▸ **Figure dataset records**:
-- START --

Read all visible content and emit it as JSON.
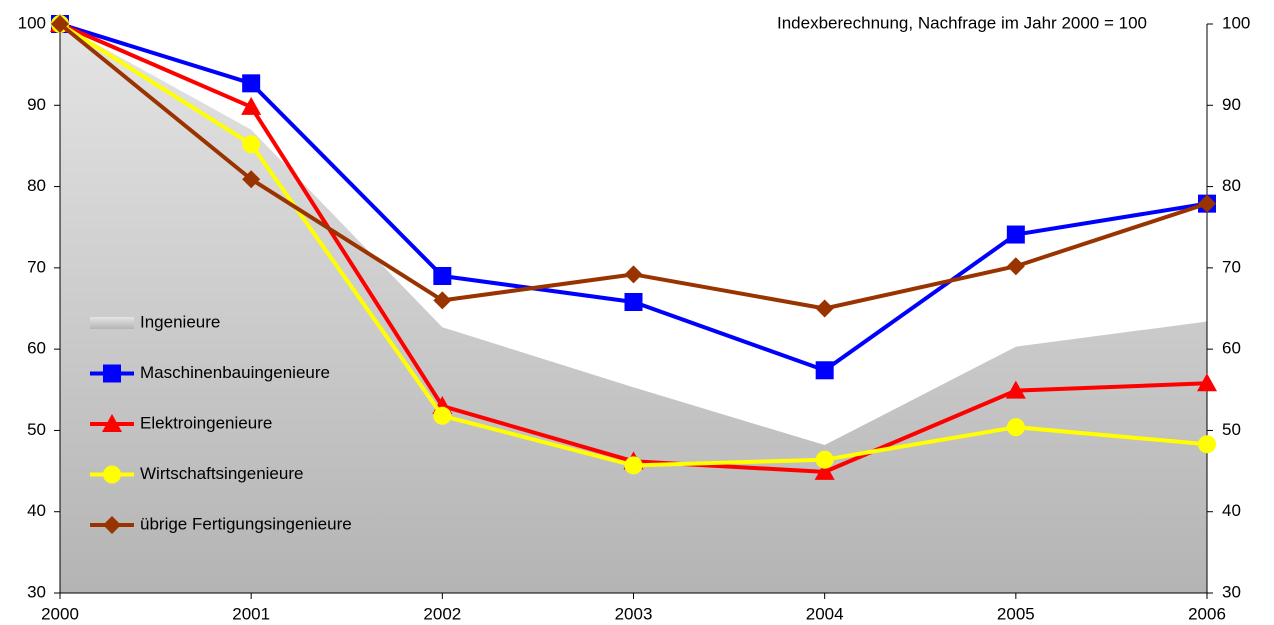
{
  "chart_data": {
    "type": "line",
    "annotation": "Indexberechnung, Nachfrage im Jahr 2000 = 100",
    "categories": [
      "2000",
      "2001",
      "2002",
      "2003",
      "2004",
      "2005",
      "2006"
    ],
    "ylim": [
      30,
      100
    ],
    "yticks": [
      30,
      40,
      50,
      60,
      70,
      80,
      90,
      100
    ],
    "y2lim": [
      30,
      100
    ],
    "y2ticks": [
      30,
      40,
      50,
      60,
      70,
      80,
      90,
      100
    ],
    "legend": "left",
    "series": [
      {
        "name": "Ingenieure",
        "color": "#c0c0c0",
        "style": "area",
        "values": [
          100,
          87,
          62.7,
          55.3,
          48.2,
          60.3,
          63.4
        ]
      },
      {
        "name": "Maschinenbauingenieure",
        "color": "#0000ff",
        "marker": "square",
        "values": [
          100,
          92.7,
          69,
          65.8,
          57.4,
          74.1,
          77.9
        ]
      },
      {
        "name": "Elektroingenieure",
        "color": "#ff0000",
        "marker": "triangle",
        "values": [
          100,
          89.8,
          53,
          46.2,
          44.9,
          54.9,
          55.8
        ]
      },
      {
        "name": "Wirtschaftsingenieure",
        "color": "#ffff00",
        "marker": "circle",
        "values": [
          100,
          85.2,
          51.8,
          45.7,
          46.4,
          50.4,
          48.3
        ]
      },
      {
        "name": "übrige Fertigungsingenieure",
        "color": "#993300",
        "marker": "diamond",
        "values": [
          100,
          80.9,
          66,
          69.2,
          65,
          70.2,
          77.9
        ]
      }
    ]
  }
}
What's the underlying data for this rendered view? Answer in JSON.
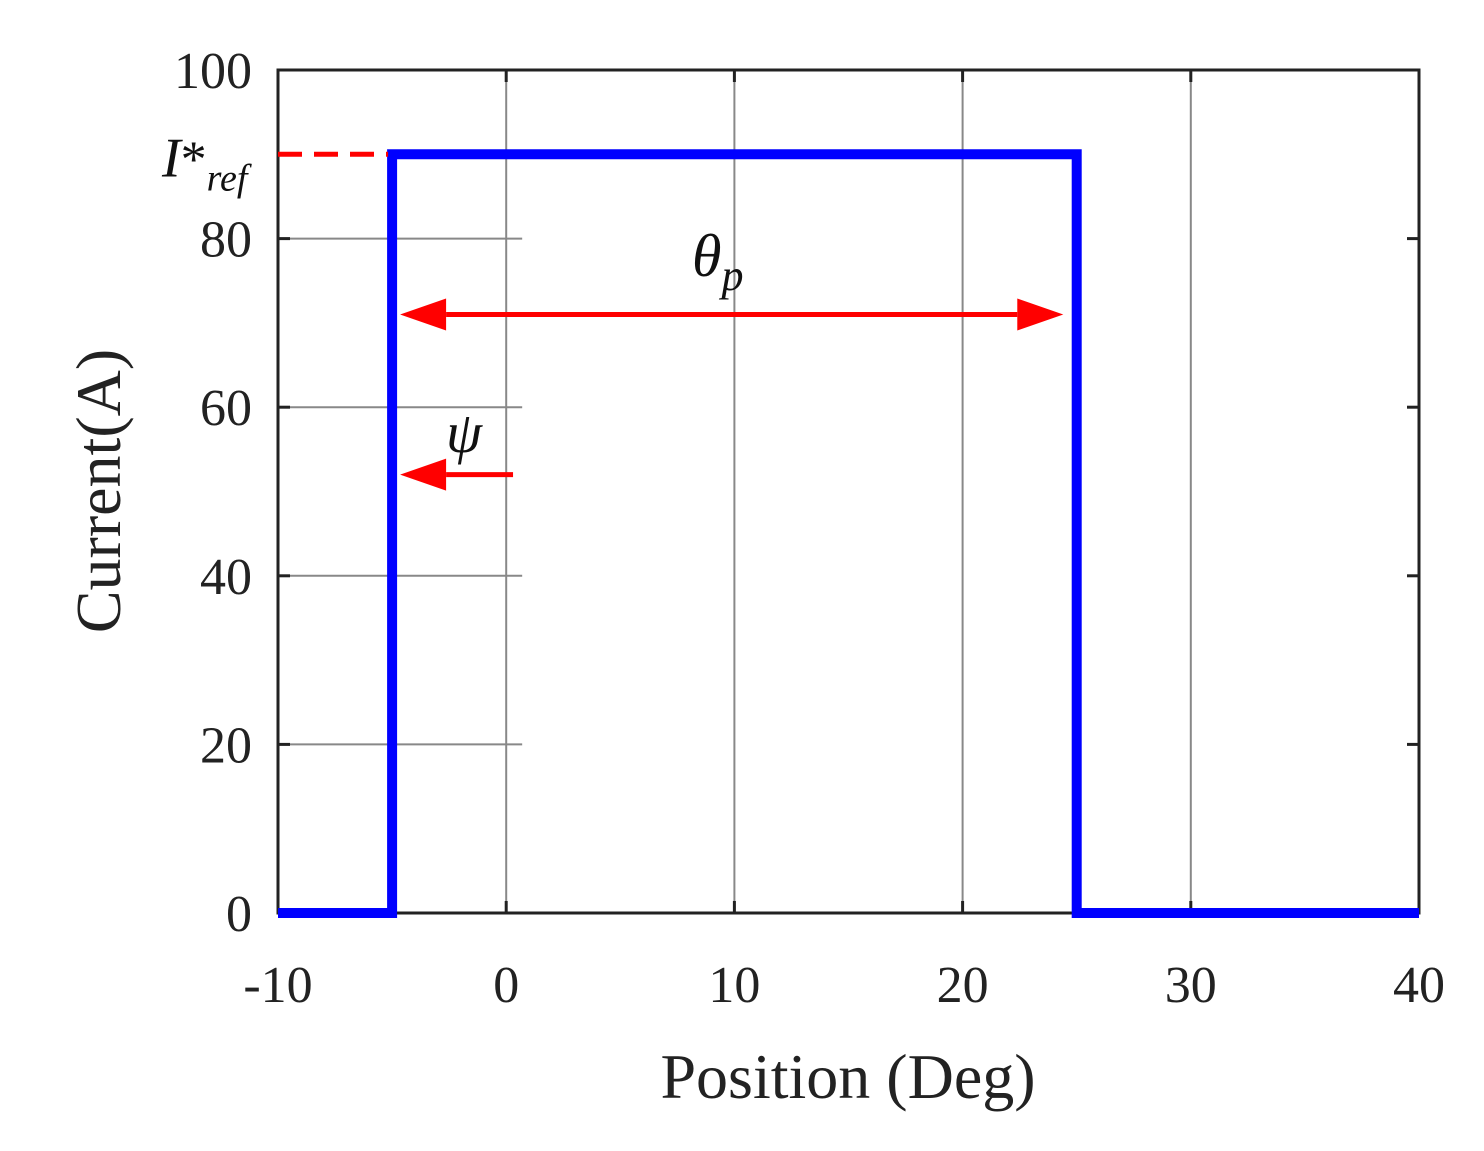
{
  "chart_data": {
    "type": "line",
    "title": "",
    "xlabel": "Position (Deg)",
    "ylabel": "Current(A)",
    "xlim": [
      -10,
      40
    ],
    "ylim": [
      0,
      100
    ],
    "xticks": [
      -10,
      0,
      10,
      20,
      30,
      40
    ],
    "yticks": [
      0,
      20,
      40,
      60,
      80,
      100
    ],
    "xtick_labels": [
      "-10",
      "0",
      "10",
      "20",
      "30",
      "40"
    ],
    "ytick_labels": [
      "0",
      "20",
      "40",
      "60",
      "80",
      "100"
    ],
    "grid": true,
    "series": [
      {
        "color": "#0000ff",
        "x": [
          -10,
          -5,
          -5,
          25,
          25,
          40
        ],
        "y": [
          0,
          0,
          90,
          90,
          0,
          0
        ]
      }
    ],
    "annotations": {
      "iref": {
        "main": "I",
        "star": "*",
        "sub": "ref",
        "value": 90,
        "color": "#ff0000"
      },
      "theta": {
        "main": "θ",
        "sub": "p",
        "arrow_from": -5,
        "arrow_to": 24.5,
        "y": 71,
        "color": "#ff0000"
      },
      "psi": {
        "label": "ψ",
        "arrow_from": 0.3,
        "arrow_to": -5,
        "y": 52,
        "color": "#ff0000"
      }
    }
  }
}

-- END --

▸ **WRITTEN EXERCISE**: Reproduce all entries without any change, and omit the pictures.

▸ **THE OUTPUT**:
Read all visible content and emit it as JSON.
{
  "chart_data": {
    "type": "line",
    "annotation": "Indexberechnung, Nachfrage im Jahr 2000 = 100",
    "categories": [
      "2000",
      "2001",
      "2002",
      "2003",
      "2004",
      "2005",
      "2006"
    ],
    "ylim": [
      30,
      100
    ],
    "yticks": [
      30,
      40,
      50,
      60,
      70,
      80,
      90,
      100
    ],
    "y2lim": [
      30,
      100
    ],
    "y2ticks": [
      30,
      40,
      50,
      60,
      70,
      80,
      90,
      100
    ],
    "legend": "left",
    "series": [
      {
        "name": "Ingenieure",
        "color": "#c0c0c0",
        "style": "area",
        "values": [
          100,
          87,
          62.7,
          55.3,
          48.2,
          60.3,
          63.4
        ]
      },
      {
        "name": "Maschinenbauingenieure",
        "color": "#0000ff",
        "marker": "square",
        "values": [
          100,
          92.7,
          69,
          65.8,
          57.4,
          74.1,
          77.9
        ]
      },
      {
        "name": "Elektroingenieure",
        "color": "#ff0000",
        "marker": "triangle",
        "values": [
          100,
          89.8,
          53,
          46.2,
          44.9,
          54.9,
          55.8
        ]
      },
      {
        "name": "Wirtschaftsingenieure",
        "color": "#ffff00",
        "marker": "circle",
        "values": [
          100,
          85.2,
          51.8,
          45.7,
          46.4,
          50.4,
          48.3
        ]
      },
      {
        "name": "übrige Fertigungsingenieure",
        "color": "#993300",
        "marker": "diamond",
        "values": [
          100,
          80.9,
          66,
          69.2,
          65,
          70.2,
          77.9
        ]
      }
    ]
  }
}
What's the underlying data for this rendered view? Answer in JSON.
{
  "chart_data": {
    "type": "line",
    "title": "",
    "xlabel": "Position (Deg)",
    "ylabel": "Current(A)",
    "xlim": [
      -10,
      40
    ],
    "ylim": [
      0,
      100
    ],
    "xticks": [
      -10,
      0,
      10,
      20,
      30,
      40
    ],
    "yticks": [
      0,
      20,
      40,
      60,
      80,
      100
    ],
    "xtick_labels": [
      "-10",
      "0",
      "10",
      "20",
      "30",
      "40"
    ],
    "ytick_labels": [
      "0",
      "20",
      "40",
      "60",
      "80",
      "100"
    ],
    "grid": true,
    "series": [
      {
        "color": "#0000ff",
        "x": [
          -10,
          -5,
          -5,
          25,
          25,
          40
        ],
        "y": [
          0,
          0,
          90,
          90,
          0,
          0
        ]
      }
    ],
    "annotations": {
      "iref": {
        "main": "I",
        "star": "*",
        "sub": "ref",
        "value": 90,
        "color": "#ff0000"
      },
      "theta": {
        "main": "θ",
        "sub": "p",
        "arrow_from": -5,
        "arrow_to": 24.5,
        "y": 71,
        "color": "#ff0000"
      },
      "psi": {
        "label": "ψ",
        "arrow_from": 0.3,
        "arrow_to": -5,
        "y": 52,
        "color": "#ff0000"
      }
    }
  }
}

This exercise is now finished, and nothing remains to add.